Exercise prompt
Pick out each line in these entries that contains the string "JSON".

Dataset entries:
— begin —

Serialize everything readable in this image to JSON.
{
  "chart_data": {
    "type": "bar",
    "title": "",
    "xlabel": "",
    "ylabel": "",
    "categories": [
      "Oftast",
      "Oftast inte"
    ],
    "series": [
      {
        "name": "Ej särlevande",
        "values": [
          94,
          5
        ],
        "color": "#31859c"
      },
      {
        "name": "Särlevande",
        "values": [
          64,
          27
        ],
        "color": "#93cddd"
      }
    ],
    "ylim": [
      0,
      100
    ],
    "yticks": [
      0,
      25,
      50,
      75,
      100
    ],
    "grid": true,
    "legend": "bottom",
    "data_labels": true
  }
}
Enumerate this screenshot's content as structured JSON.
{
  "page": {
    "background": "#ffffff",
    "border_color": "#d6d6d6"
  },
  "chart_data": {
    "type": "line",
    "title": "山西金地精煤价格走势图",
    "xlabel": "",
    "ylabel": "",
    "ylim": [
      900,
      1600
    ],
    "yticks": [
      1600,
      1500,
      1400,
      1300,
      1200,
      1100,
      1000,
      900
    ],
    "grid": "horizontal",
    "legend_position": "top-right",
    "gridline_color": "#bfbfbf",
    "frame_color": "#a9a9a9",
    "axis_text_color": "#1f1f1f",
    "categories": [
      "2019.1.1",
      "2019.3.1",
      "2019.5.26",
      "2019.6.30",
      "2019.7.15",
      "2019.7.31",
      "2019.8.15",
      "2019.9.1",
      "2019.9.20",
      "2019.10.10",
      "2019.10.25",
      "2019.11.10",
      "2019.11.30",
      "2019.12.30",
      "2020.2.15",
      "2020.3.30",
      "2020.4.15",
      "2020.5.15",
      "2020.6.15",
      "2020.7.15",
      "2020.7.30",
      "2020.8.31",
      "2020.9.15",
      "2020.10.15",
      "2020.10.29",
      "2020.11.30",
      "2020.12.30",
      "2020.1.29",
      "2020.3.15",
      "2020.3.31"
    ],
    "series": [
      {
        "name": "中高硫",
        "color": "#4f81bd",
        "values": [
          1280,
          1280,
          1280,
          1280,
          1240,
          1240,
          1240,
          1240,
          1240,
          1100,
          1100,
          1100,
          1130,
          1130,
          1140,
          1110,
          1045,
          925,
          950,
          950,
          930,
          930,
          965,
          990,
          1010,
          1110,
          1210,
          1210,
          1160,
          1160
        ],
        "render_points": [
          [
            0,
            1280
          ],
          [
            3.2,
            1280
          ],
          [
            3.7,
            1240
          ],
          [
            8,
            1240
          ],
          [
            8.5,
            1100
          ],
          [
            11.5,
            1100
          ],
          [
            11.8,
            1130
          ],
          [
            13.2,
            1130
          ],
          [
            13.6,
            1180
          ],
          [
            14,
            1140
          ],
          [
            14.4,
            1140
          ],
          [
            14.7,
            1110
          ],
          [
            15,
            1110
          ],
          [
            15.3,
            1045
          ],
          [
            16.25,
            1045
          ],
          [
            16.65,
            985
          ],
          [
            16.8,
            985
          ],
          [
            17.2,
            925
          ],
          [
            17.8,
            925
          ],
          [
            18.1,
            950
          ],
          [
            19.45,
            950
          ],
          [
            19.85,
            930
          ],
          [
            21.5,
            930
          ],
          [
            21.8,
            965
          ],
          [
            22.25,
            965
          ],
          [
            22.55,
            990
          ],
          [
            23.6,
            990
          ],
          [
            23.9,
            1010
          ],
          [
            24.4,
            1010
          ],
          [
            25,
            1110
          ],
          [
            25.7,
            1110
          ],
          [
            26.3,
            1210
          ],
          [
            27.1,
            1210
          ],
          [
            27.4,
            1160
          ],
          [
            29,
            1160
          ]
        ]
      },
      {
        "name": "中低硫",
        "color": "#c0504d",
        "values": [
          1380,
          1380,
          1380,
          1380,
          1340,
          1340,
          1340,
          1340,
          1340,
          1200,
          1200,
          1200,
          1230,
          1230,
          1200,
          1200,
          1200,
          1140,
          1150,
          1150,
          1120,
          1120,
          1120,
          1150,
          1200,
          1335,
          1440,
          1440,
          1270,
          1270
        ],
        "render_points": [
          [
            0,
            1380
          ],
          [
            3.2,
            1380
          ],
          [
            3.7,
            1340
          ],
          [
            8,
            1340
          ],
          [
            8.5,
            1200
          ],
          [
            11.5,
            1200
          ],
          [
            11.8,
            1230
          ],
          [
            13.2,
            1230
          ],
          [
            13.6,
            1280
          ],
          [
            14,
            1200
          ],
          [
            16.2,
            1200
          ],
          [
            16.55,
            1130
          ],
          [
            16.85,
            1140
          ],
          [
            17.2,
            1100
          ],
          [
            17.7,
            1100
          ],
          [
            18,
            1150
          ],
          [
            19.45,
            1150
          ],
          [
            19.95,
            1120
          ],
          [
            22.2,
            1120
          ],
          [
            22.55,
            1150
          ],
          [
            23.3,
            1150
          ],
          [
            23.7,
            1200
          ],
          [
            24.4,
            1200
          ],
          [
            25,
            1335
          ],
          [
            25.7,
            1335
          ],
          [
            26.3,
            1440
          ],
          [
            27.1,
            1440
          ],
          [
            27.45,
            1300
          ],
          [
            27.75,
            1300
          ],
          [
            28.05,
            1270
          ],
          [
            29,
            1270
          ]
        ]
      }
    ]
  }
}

— end —

The solution
Serialize everything readable in this image to JSON.
Enumerate this screenshot's content as structured JSON.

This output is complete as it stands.